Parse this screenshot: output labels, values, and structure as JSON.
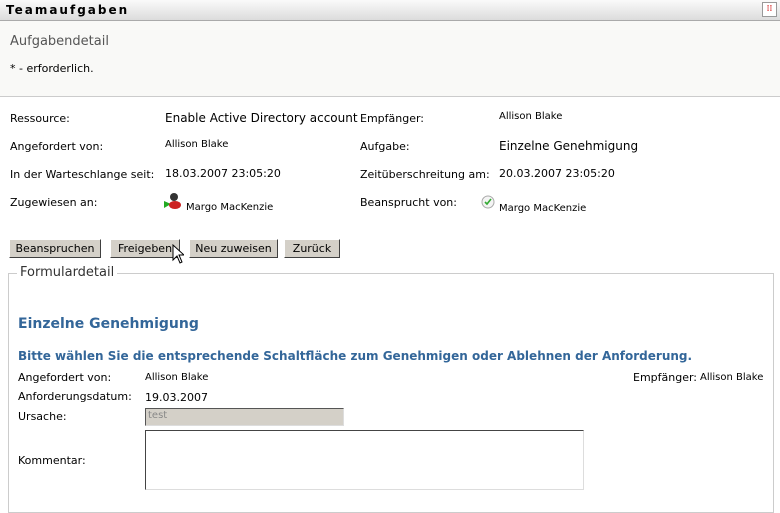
{
  "header": {
    "title": "Teamaufgaben"
  },
  "top": {
    "subtitle": "Aufgabendetail",
    "required_note": "* - erforderlich."
  },
  "details": {
    "ressource_label": "Ressource:",
    "ressource_value": "Enable Active Directory account",
    "empfaenger_label": "Empfänger:",
    "empfaenger_value": "Allison Blake",
    "angefordert_label": "Angefordert von:",
    "angefordert_value": "Allison Blake",
    "aufgabe_label": "Aufgabe:",
    "aufgabe_value": "Einzelne Genehmigung",
    "warteschlange_label": "In der Warteschlange seit:",
    "warteschlange_value": "18.03.2007 23:05:20",
    "zeit_label": "Zeitüberschreitung am:",
    "zeit_value": "20.03.2007 23:05:20",
    "zugewiesen_label": "Zugewiesen an:",
    "zugewiesen_value": "Margo MacKenzie",
    "beansprucht_label": "Beansprucht von:",
    "beansprucht_value": "Margo MacKenzie"
  },
  "buttons": {
    "claim": "Beanspruchen",
    "release": "Freigeben",
    "reassign": "Neu zuweisen",
    "back": "Zurück"
  },
  "form": {
    "legend": "Formulardetail",
    "heading": "Einzelne Genehmigung",
    "instruction": "Bitte wählen Sie die entsprechende Schaltfläche zum Genehmigen oder Ablehnen der Anforderung.",
    "angefordert_label": "Angefordert von:",
    "angefordert_value": "Allison Blake",
    "empfaenger_label": "Empfänger:",
    "empfaenger_value": "Allison Blake",
    "datum_label": "Anforderungsdatum:",
    "datum_value": "19.03.2007",
    "ursache_label": "Ursache:",
    "ursache_value": "test",
    "kommentar_label": "Kommentar:",
    "kommentar_value": ""
  }
}
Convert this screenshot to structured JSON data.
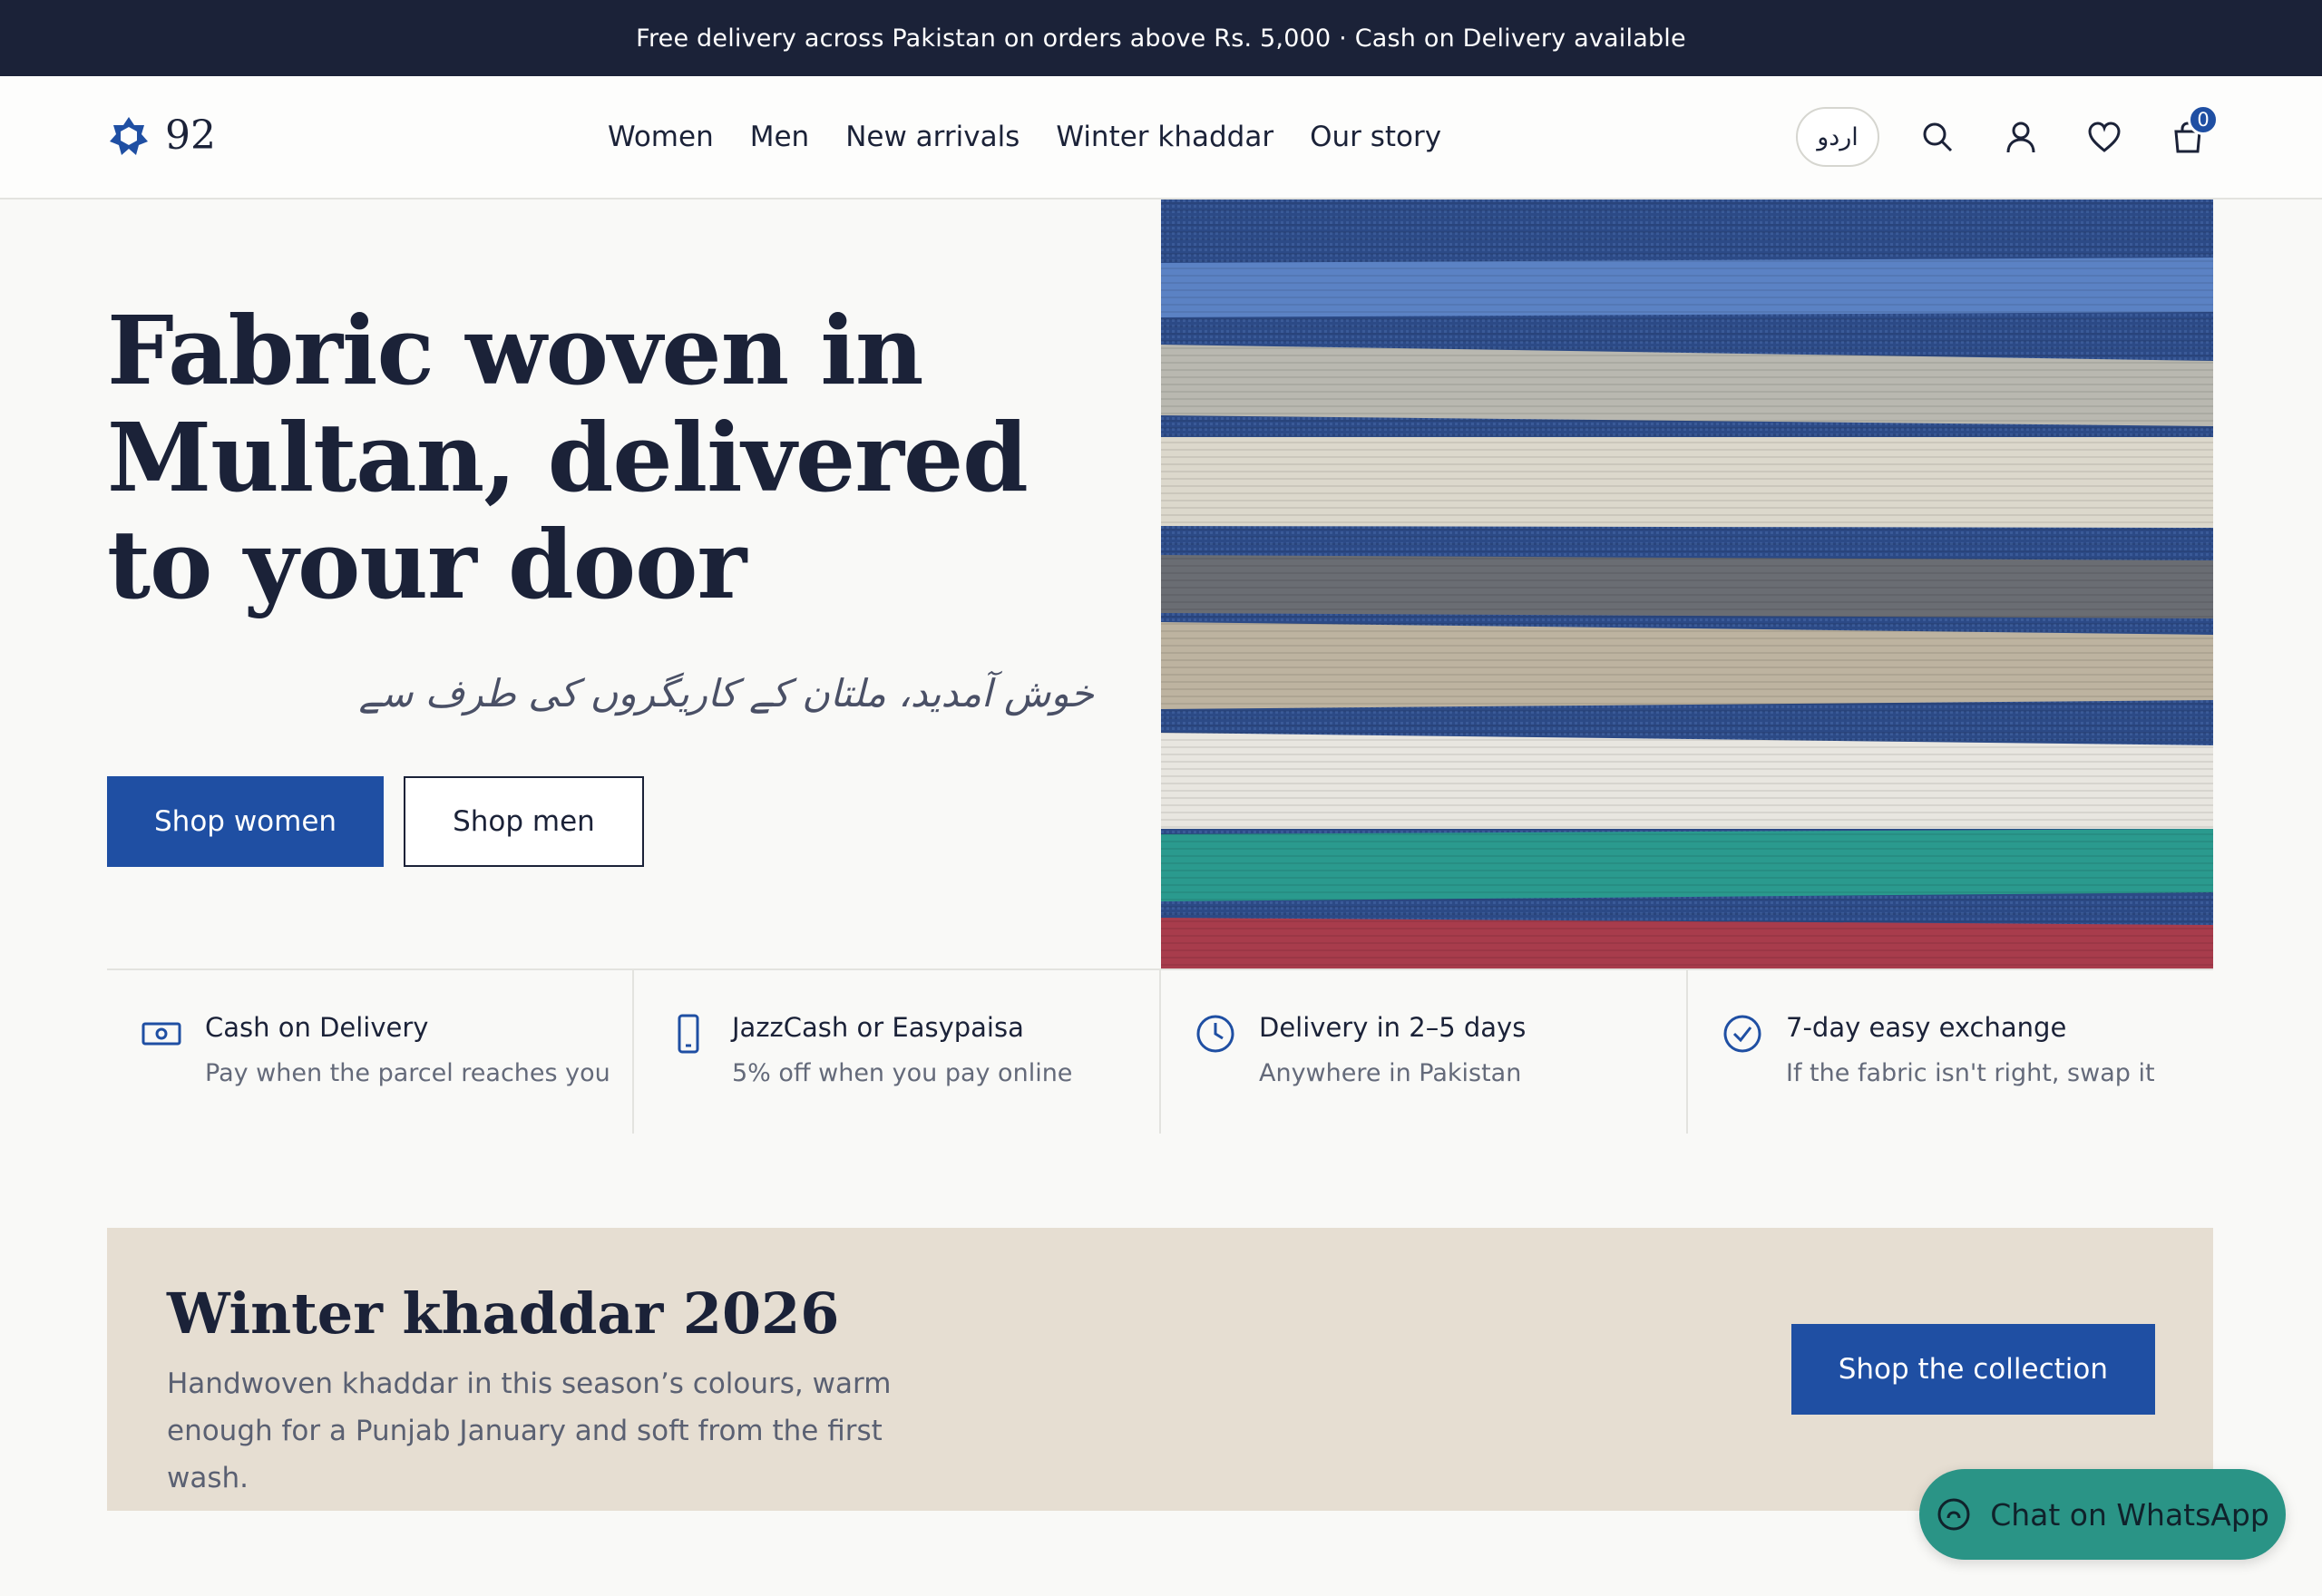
{
  "announcement": "Free delivery across Pakistan on orders above Rs. 5,000 · Cash on Delivery available",
  "brand": {
    "name": "92",
    "accent": "#1f4fa3",
    "dark": "#1b2238",
    "whatsapp_color": "#2a9486"
  },
  "nav": {
    "items": [
      "Women",
      "Men",
      "New arrivals",
      "Winter khaddar",
      "Our story"
    ]
  },
  "header_tools": {
    "lang_label": "اردو",
    "icons": [
      "search-icon",
      "user-icon",
      "heart-icon",
      "bag-icon"
    ],
    "cart_count": "0"
  },
  "hero": {
    "title": "Fabric woven in Multan, delivered to your door",
    "urdu_tagline": "خوش آمدید، ملتان کے کاریگروں کی طرف سے",
    "primary_cta": "Shop women",
    "secondary_cta": "Shop men"
  },
  "features": [
    {
      "icon": "cash-icon",
      "title": "Cash on Delivery",
      "subtitle": "Pay when the parcel reaches you"
    },
    {
      "icon": "phone-icon",
      "title": "JazzCash or Easypaisa",
      "subtitle": "5% off when you pay online"
    },
    {
      "icon": "clock-icon",
      "title": "Delivery in 2–5 days",
      "subtitle": "Anywhere in Pakistan"
    },
    {
      "icon": "check-circle-icon",
      "title": "7-day easy exchange",
      "subtitle": "If the fabric isn't right, swap it"
    }
  ],
  "promo": {
    "title": "Winter khaddar 2026",
    "text": "Handwoven khaddar in this season’s colours, warm enough for a Punjab January and soft from the first wash.",
    "cta": "Shop the collection"
  },
  "whatsapp": {
    "label": "Chat on WhatsApp"
  }
}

-------

§ **Exercise requirements**:
Indicate how many lines of the material contain the string "JSON", giving the number and nothing more.

§ **Final result**:
2